Collection entries:
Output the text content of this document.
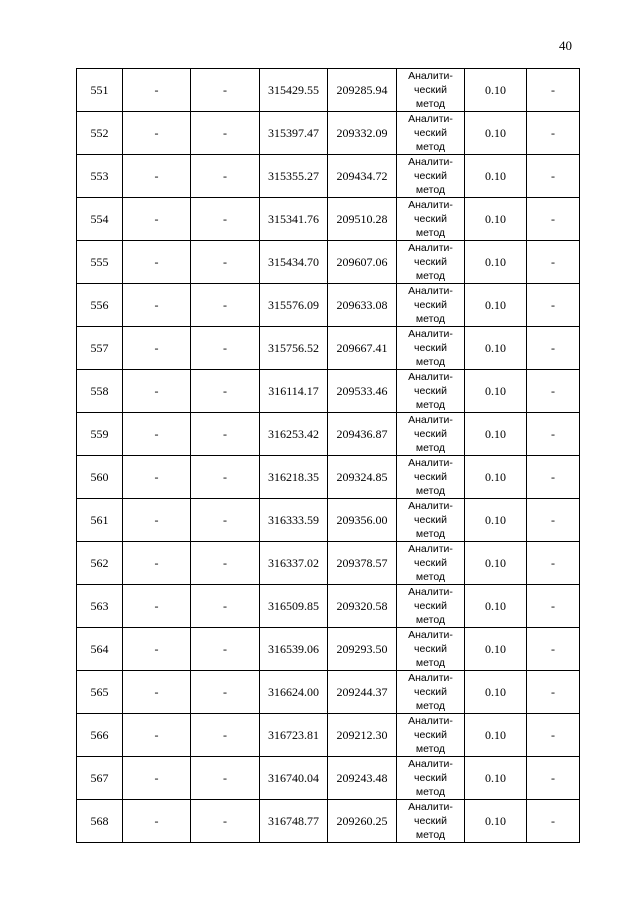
40
551	-	-	315429.55	209285.94	Аналити-
ческий
метод	0.10	-
552	-	-	315397.47	209332.09	Аналити-
ческий
метод	0.10	-
553	-	-	315355.27	209434.72	Аналити-
ческий
метод	0.10	-
554	-	-	315341.76	209510.28	Аналити-
ческий
метод	0.10	-
555	-	-	315434.70	209607.06	Аналити-
ческий
метод	0.10	-
556	-	-	315576.09	209633.08	Аналити-
ческий
метод	0.10	-
557	-	-	315756.52	209667.41	Аналити-
ческий
метод	0.10	-
558	-	-	316114.17	209533.46	Аналити-
ческий
метод	0.10	-
559	-	-	316253.42	209436.87	Аналити-
ческий
метод	0.10	-
560	-	-	316218.35	209324.85	Аналити-
ческий
метод	0.10	-
561	-	-	316333.59	209356.00	Аналити-
ческий
метод	0.10	-
562	-	-	316337.02	209378.57	Аналити-
ческий
метод	0.10	-
563	-	-	316509.85	209320.58	Аналити-
ческий
метод	0.10	-
564	-	-	316539.06	209293.50	Аналити-
ческий
метод	0.10	-
565	-	-	316624.00	209244.37	Аналити-
ческий
метод	0.10	-
566	-	-	316723.81	209212.30	Аналити-
ческий
метод	0.10	-
567	-	-	316740.04	209243.48	Аналити-
ческий
метод	0.10	-
568	-	-	316748.77	209260.25	Аналити-
ческий
метод	0.10	-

Problem description:
Write out the entries again, exactly as given, skipping any images.

Answer in full:
Output the text content of this document.
40
551	-	-	315429.55	209285.94	Аналити-
ческий
метод	0.10	-
552	-	-	315397.47	209332.09	Аналити-
ческий
метод	0.10	-
553	-	-	315355.27	209434.72	Аналити-
ческий
метод	0.10	-
554	-	-	315341.76	209510.28	Аналити-
ческий
метод	0.10	-
555	-	-	315434.70	209607.06	Аналити-
ческий
метод	0.10	-
556	-	-	315576.09	209633.08	Аналити-
ческий
метод	0.10	-
557	-	-	315756.52	209667.41	Аналити-
ческий
метод	0.10	-
558	-	-	316114.17	209533.46	Аналити-
ческий
метод	0.10	-
559	-	-	316253.42	209436.87	Аналити-
ческий
метод	0.10	-
560	-	-	316218.35	209324.85	Аналити-
ческий
метод	0.10	-
561	-	-	316333.59	209356.00	Аналити-
ческий
метод	0.10	-
562	-	-	316337.02	209378.57	Аналити-
ческий
метод	0.10	-
563	-	-	316509.85	209320.58	Аналити-
ческий
метод	0.10	-
564	-	-	316539.06	209293.50	Аналити-
ческий
метод	0.10	-
565	-	-	316624.00	209244.37	Аналити-
ческий
метод	0.10	-
566	-	-	316723.81	209212.30	Аналити-
ческий
метод	0.10	-
567	-	-	316740.04	209243.48	Аналити-
ческий
метод	0.10	-
568	-	-	316748.77	209260.25	Аналити-
ческий
метод	0.10	-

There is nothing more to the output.